Work to complete –
Omit every picture while repeating the entries exactly.

____

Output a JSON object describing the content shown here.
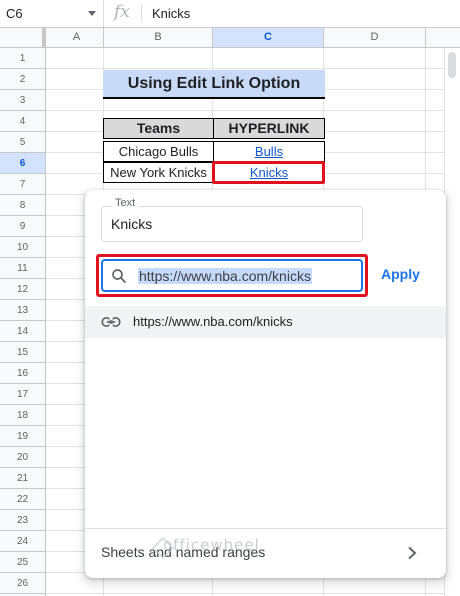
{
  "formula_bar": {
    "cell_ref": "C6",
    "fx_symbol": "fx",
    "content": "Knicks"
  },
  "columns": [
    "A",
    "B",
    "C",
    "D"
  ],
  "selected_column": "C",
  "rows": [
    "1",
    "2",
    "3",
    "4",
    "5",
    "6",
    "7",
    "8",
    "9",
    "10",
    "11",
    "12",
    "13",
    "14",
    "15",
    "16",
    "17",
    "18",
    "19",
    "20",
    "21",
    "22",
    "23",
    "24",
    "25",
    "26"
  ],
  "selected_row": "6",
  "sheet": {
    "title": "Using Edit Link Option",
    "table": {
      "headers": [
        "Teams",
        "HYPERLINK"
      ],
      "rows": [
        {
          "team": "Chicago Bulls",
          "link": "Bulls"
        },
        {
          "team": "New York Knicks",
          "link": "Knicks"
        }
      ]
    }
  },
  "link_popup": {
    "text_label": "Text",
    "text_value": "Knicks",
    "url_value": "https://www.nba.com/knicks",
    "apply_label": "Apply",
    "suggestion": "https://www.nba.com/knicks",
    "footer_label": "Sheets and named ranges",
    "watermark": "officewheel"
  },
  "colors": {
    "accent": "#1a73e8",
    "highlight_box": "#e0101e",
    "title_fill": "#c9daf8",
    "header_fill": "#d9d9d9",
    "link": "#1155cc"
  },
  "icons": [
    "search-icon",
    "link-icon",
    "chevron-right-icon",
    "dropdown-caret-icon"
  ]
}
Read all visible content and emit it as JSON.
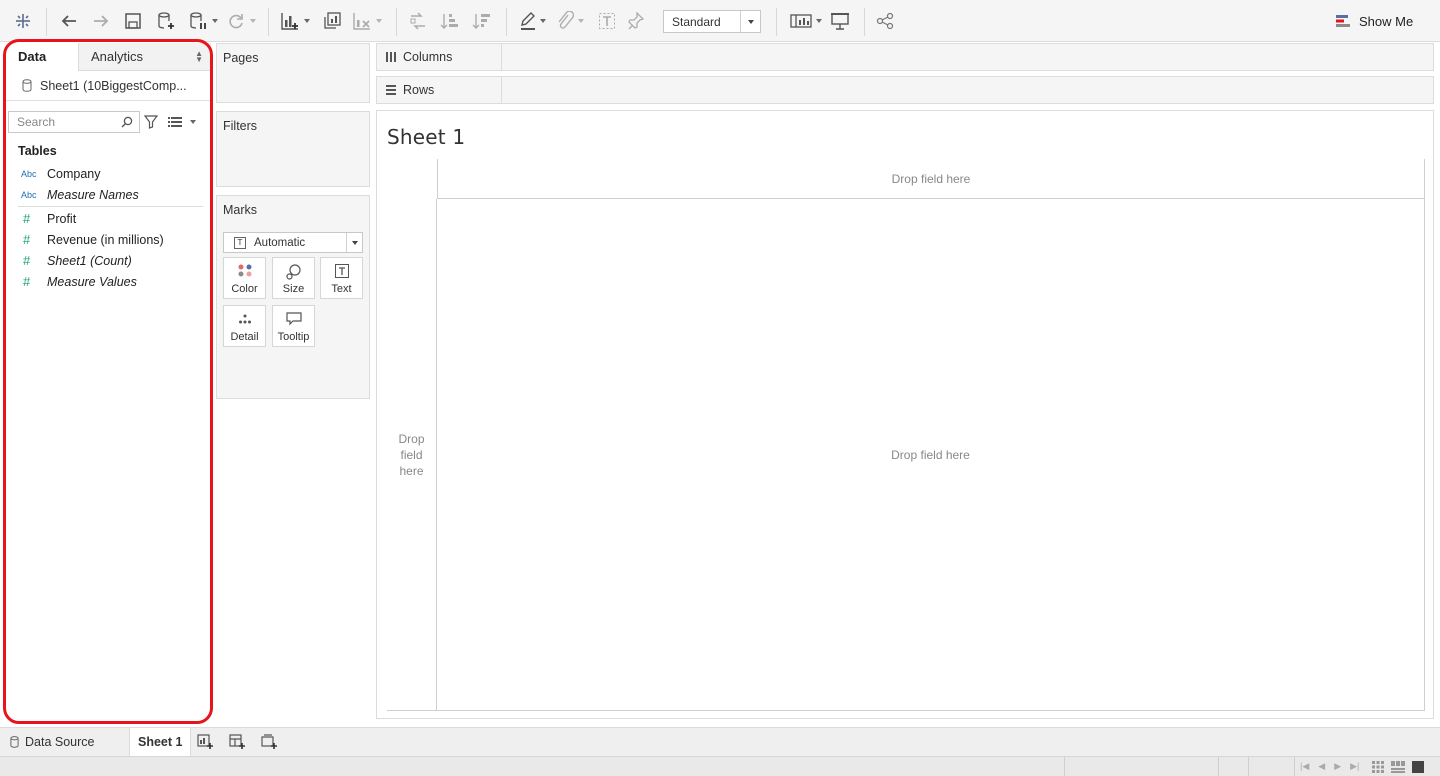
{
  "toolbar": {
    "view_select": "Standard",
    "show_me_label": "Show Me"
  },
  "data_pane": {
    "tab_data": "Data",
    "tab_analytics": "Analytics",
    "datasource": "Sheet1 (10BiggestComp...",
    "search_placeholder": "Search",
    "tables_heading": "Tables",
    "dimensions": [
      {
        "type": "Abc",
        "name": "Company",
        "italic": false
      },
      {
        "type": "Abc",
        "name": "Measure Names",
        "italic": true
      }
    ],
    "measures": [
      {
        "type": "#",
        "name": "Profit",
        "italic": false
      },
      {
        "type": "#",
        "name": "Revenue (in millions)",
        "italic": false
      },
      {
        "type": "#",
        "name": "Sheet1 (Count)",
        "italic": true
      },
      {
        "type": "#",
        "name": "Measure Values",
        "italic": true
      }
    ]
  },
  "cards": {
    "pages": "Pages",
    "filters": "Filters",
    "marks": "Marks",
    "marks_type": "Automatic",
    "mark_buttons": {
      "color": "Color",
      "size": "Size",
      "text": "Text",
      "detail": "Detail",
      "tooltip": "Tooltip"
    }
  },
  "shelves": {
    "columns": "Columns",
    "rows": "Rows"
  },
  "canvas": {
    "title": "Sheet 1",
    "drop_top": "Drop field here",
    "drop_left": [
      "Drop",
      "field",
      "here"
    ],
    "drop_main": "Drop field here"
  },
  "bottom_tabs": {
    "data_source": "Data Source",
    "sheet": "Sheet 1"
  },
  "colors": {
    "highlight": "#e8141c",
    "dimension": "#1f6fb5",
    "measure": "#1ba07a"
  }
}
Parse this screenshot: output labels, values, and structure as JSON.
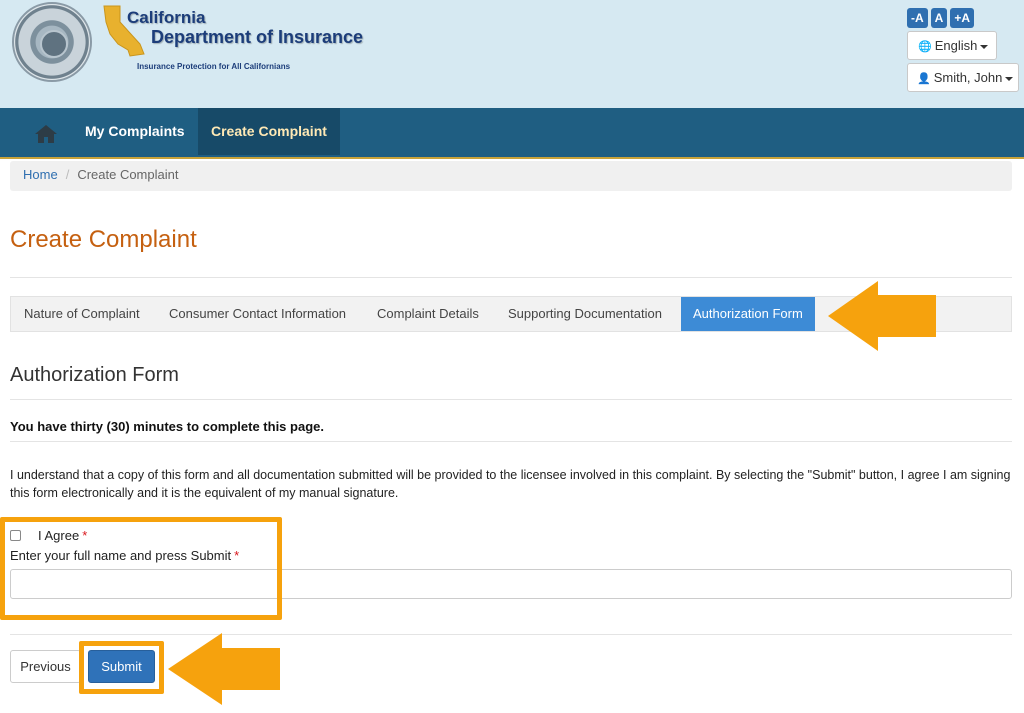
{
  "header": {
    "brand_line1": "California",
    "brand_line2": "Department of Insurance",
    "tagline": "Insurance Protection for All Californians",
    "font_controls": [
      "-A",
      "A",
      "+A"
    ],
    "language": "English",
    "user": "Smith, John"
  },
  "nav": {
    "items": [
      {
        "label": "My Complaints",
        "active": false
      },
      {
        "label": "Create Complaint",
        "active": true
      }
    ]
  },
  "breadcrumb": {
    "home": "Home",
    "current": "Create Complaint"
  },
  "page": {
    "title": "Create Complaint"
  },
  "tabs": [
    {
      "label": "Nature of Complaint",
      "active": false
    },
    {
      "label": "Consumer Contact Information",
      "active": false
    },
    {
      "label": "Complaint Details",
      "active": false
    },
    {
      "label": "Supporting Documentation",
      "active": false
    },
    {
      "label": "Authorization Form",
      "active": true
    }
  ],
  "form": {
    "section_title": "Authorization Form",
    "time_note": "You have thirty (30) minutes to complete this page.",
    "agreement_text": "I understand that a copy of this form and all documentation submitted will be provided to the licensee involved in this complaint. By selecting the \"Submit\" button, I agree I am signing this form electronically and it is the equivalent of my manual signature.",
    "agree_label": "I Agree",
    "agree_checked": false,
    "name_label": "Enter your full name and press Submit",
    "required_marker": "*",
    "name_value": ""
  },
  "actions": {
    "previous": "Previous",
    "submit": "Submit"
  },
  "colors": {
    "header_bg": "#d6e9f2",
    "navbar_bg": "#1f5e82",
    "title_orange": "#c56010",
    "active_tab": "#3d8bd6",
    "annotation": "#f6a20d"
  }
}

____

Expected answer –
Output a JSON object describing the content shown here.
{
  "formula_bar": {
    "cell_ref": "C6",
    "fx_symbol": "fx",
    "content": "Knicks"
  },
  "columns": [
    "A",
    "B",
    "C",
    "D"
  ],
  "selected_column": "C",
  "rows": [
    "1",
    "2",
    "3",
    "4",
    "5",
    "6",
    "7",
    "8",
    "9",
    "10",
    "11",
    "12",
    "13",
    "14",
    "15",
    "16",
    "17",
    "18",
    "19",
    "20",
    "21",
    "22",
    "23",
    "24",
    "25",
    "26"
  ],
  "selected_row": "6",
  "sheet": {
    "title": "Using Edit Link Option",
    "table": {
      "headers": [
        "Teams",
        "HYPERLINK"
      ],
      "rows": [
        {
          "team": "Chicago Bulls",
          "link": "Bulls"
        },
        {
          "team": "New York Knicks",
          "link": "Knicks"
        }
      ]
    }
  },
  "link_popup": {
    "text_label": "Text",
    "text_value": "Knicks",
    "url_value": "https://www.nba.com/knicks",
    "apply_label": "Apply",
    "suggestion": "https://www.nba.com/knicks",
    "footer_label": "Sheets and named ranges",
    "watermark": "officewheel"
  },
  "colors": {
    "accent": "#1a73e8",
    "highlight_box": "#e0101e",
    "title_fill": "#c9daf8",
    "header_fill": "#d9d9d9",
    "link": "#1155cc"
  },
  "icons": [
    "search-icon",
    "link-icon",
    "chevron-right-icon",
    "dropdown-caret-icon"
  ]
}
Read all visible content and emit it as JSON.
{
  "toolbar": {
    "view_select": "Standard",
    "show_me_label": "Show Me"
  },
  "data_pane": {
    "tab_data": "Data",
    "tab_analytics": "Analytics",
    "datasource": "Sheet1 (10BiggestComp...",
    "search_placeholder": "Search",
    "tables_heading": "Tables",
    "dimensions": [
      {
        "type": "Abc",
        "name": "Company",
        "italic": false
      },
      {
        "type": "Abc",
        "name": "Measure Names",
        "italic": true
      }
    ],
    "measures": [
      {
        "type": "#",
        "name": "Profit",
        "italic": false
      },
      {
        "type": "#",
        "name": "Revenue (in millions)",
        "italic": false
      },
      {
        "type": "#",
        "name": "Sheet1 (Count)",
        "italic": true
      },
      {
        "type": "#",
        "name": "Measure Values",
        "italic": true
      }
    ]
  },
  "cards": {
    "pages": "Pages",
    "filters": "Filters",
    "marks": "Marks",
    "marks_type": "Automatic",
    "mark_buttons": {
      "color": "Color",
      "size": "Size",
      "text": "Text",
      "detail": "Detail",
      "tooltip": "Tooltip"
    }
  },
  "shelves": {
    "columns": "Columns",
    "rows": "Rows"
  },
  "canvas": {
    "title": "Sheet 1",
    "drop_top": "Drop field here",
    "drop_left": [
      "Drop",
      "field",
      "here"
    ],
    "drop_main": "Drop field here"
  },
  "bottom_tabs": {
    "data_source": "Data Source",
    "sheet": "Sheet 1"
  },
  "colors": {
    "highlight": "#e8141c",
    "dimension": "#1f6fb5",
    "measure": "#1ba07a"
  }
}
Parse this screenshot: output labels, values, and structure as JSON.
{
  "header": {
    "brand_line1": "California",
    "brand_line2": "Department of Insurance",
    "tagline": "Insurance Protection for All Californians",
    "font_controls": [
      "-A",
      "A",
      "+A"
    ],
    "language": "English",
    "user": "Smith, John"
  },
  "nav": {
    "items": [
      {
        "label": "My Complaints",
        "active": false
      },
      {
        "label": "Create Complaint",
        "active": true
      }
    ]
  },
  "breadcrumb": {
    "home": "Home",
    "current": "Create Complaint"
  },
  "page": {
    "title": "Create Complaint"
  },
  "tabs": [
    {
      "label": "Nature of Complaint",
      "active": false
    },
    {
      "label": "Consumer Contact Information",
      "active": false
    },
    {
      "label": "Complaint Details",
      "active": false
    },
    {
      "label": "Supporting Documentation",
      "active": false
    },
    {
      "label": "Authorization Form",
      "active": true
    }
  ],
  "form": {
    "section_title": "Authorization Form",
    "time_note": "You have thirty (30) minutes to complete this page.",
    "agreement_text": "I understand that a copy of this form and all documentation submitted will be provided to the licensee involved in this complaint. By selecting the \"Submit\" button, I agree I am signing this form electronically and it is the equivalent of my manual signature.",
    "agree_label": "I Agree",
    "agree_checked": false,
    "name_label": "Enter your full name and press Submit",
    "required_marker": "*",
    "name_value": ""
  },
  "actions": {
    "previous": "Previous",
    "submit": "Submit"
  },
  "colors": {
    "header_bg": "#d6e9f2",
    "navbar_bg": "#1f5e82",
    "title_orange": "#c56010",
    "active_tab": "#3d8bd6",
    "annotation": "#f6a20d"
  }
}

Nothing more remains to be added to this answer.